### Data supplied ###
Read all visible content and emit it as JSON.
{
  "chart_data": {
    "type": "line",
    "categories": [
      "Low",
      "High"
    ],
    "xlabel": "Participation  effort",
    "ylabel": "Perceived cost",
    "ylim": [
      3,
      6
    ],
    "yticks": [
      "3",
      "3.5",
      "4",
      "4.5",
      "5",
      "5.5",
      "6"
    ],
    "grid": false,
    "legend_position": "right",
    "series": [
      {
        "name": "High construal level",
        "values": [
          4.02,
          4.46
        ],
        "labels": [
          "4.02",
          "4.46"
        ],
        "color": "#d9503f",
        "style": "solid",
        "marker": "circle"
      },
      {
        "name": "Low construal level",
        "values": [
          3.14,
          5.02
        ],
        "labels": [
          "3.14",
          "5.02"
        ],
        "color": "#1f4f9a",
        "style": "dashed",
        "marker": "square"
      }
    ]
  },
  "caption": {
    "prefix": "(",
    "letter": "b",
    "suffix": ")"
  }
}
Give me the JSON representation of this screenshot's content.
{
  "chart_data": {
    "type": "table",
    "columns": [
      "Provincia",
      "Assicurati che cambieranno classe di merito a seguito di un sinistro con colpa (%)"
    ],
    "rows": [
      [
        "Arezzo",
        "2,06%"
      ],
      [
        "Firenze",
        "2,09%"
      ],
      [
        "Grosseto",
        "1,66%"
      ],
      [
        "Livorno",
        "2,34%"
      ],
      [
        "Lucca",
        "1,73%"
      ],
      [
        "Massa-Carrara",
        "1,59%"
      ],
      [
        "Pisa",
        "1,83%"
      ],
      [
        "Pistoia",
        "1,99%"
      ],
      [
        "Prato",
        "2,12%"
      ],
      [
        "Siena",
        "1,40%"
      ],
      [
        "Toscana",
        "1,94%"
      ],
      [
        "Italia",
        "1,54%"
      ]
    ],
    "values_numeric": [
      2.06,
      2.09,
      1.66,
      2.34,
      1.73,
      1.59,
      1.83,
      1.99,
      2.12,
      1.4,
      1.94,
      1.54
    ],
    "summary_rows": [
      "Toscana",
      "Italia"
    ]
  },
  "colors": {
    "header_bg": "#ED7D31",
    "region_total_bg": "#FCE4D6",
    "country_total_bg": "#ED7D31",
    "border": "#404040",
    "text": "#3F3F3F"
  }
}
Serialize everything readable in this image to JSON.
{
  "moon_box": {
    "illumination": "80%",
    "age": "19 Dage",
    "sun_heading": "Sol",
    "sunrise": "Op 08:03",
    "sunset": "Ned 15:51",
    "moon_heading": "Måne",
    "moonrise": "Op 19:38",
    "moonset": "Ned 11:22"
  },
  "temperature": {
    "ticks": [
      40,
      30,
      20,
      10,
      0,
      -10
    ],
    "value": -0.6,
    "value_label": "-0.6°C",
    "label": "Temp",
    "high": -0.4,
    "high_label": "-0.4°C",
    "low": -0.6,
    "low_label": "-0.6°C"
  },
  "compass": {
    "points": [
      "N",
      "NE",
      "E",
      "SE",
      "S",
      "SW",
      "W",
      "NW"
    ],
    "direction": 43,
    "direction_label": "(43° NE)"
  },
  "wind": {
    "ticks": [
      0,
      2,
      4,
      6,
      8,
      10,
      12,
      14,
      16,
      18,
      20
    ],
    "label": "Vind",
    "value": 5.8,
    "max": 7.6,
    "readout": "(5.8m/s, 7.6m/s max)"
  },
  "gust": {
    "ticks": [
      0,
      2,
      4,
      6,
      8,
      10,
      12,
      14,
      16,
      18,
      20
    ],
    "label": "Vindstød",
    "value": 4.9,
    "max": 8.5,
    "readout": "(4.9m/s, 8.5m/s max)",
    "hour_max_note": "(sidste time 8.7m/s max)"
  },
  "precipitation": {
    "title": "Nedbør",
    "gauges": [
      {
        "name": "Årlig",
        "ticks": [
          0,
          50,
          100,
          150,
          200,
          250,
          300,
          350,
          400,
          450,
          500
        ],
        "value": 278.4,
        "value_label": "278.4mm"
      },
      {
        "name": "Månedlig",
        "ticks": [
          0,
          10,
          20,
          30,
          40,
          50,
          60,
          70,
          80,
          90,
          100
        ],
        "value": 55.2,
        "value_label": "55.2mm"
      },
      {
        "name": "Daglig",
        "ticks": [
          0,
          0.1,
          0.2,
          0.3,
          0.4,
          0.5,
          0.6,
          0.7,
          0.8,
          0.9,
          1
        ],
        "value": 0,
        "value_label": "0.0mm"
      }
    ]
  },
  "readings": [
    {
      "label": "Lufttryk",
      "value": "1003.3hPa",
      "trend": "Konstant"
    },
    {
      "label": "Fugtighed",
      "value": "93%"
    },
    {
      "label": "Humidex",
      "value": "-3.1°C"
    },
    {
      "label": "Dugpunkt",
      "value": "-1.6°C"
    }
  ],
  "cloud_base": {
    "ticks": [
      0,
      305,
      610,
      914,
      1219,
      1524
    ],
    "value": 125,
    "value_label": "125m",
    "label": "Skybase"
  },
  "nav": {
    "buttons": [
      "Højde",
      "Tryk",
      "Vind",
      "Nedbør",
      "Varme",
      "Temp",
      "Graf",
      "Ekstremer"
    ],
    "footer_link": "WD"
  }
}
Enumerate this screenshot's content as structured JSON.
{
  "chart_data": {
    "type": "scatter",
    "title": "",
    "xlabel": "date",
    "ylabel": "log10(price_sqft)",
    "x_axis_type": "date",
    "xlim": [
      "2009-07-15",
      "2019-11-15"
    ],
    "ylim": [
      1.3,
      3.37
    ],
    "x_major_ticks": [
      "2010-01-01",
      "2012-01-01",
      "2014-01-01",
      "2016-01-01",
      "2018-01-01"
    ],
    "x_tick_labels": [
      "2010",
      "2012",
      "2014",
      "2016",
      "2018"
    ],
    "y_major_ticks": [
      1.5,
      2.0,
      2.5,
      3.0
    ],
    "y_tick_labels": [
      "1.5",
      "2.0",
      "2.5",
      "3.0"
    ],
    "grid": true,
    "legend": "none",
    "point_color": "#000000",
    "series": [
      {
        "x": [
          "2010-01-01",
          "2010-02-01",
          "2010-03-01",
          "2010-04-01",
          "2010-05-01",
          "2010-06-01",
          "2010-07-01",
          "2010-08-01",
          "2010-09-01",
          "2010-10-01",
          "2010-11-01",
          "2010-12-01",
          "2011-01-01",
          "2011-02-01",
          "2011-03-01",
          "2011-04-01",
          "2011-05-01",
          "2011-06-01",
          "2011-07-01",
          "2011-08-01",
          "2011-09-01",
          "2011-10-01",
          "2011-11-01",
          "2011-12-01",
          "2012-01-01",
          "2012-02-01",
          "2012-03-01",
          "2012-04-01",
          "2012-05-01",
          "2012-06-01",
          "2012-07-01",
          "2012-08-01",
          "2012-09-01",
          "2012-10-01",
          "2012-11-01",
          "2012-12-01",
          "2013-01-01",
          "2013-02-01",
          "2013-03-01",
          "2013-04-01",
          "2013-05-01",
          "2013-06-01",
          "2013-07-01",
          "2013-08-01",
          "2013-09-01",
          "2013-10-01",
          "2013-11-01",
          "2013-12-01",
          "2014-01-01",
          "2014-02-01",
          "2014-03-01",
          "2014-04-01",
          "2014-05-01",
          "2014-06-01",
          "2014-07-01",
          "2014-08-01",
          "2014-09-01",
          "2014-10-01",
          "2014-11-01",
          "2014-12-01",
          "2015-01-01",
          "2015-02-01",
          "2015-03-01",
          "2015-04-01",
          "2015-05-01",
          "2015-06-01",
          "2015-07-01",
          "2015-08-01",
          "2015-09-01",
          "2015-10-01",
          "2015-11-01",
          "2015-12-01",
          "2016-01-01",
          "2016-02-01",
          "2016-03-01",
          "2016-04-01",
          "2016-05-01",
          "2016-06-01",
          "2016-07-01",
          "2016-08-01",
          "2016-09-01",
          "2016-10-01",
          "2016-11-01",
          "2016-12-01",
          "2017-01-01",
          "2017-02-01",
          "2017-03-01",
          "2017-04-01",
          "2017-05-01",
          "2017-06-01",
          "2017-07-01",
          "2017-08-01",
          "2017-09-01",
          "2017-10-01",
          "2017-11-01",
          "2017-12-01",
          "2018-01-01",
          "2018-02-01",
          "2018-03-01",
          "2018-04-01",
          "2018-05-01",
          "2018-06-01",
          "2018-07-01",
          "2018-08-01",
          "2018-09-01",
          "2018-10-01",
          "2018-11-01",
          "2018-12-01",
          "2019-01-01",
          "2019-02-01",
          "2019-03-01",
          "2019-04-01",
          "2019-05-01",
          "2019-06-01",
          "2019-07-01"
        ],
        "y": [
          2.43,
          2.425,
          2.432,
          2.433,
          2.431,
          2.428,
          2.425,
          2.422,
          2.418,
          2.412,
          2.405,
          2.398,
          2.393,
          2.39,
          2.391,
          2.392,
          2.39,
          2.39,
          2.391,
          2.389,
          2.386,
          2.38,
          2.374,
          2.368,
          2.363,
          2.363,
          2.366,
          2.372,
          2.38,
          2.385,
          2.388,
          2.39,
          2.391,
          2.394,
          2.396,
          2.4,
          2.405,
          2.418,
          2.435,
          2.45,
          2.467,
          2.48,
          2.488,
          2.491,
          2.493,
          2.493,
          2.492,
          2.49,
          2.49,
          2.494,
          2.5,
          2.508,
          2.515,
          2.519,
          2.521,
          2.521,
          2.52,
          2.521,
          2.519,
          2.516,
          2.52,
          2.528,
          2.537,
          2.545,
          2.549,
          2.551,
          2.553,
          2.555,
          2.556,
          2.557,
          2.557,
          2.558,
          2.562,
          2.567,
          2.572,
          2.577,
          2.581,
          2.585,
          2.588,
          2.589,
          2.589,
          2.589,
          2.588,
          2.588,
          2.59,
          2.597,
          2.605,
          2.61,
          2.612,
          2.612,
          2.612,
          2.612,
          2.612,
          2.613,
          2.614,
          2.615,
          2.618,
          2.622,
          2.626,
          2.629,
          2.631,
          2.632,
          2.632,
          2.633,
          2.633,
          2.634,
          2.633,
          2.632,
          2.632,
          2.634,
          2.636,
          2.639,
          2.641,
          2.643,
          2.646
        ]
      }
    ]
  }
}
###
Set problem
Filter the data for the string "readout" and copy every line that has it.

Answer below
    "readout": "(5.8m/s, 7.6m/s max)"
    "readout": "(4.9m/s, 8.5m/s max)",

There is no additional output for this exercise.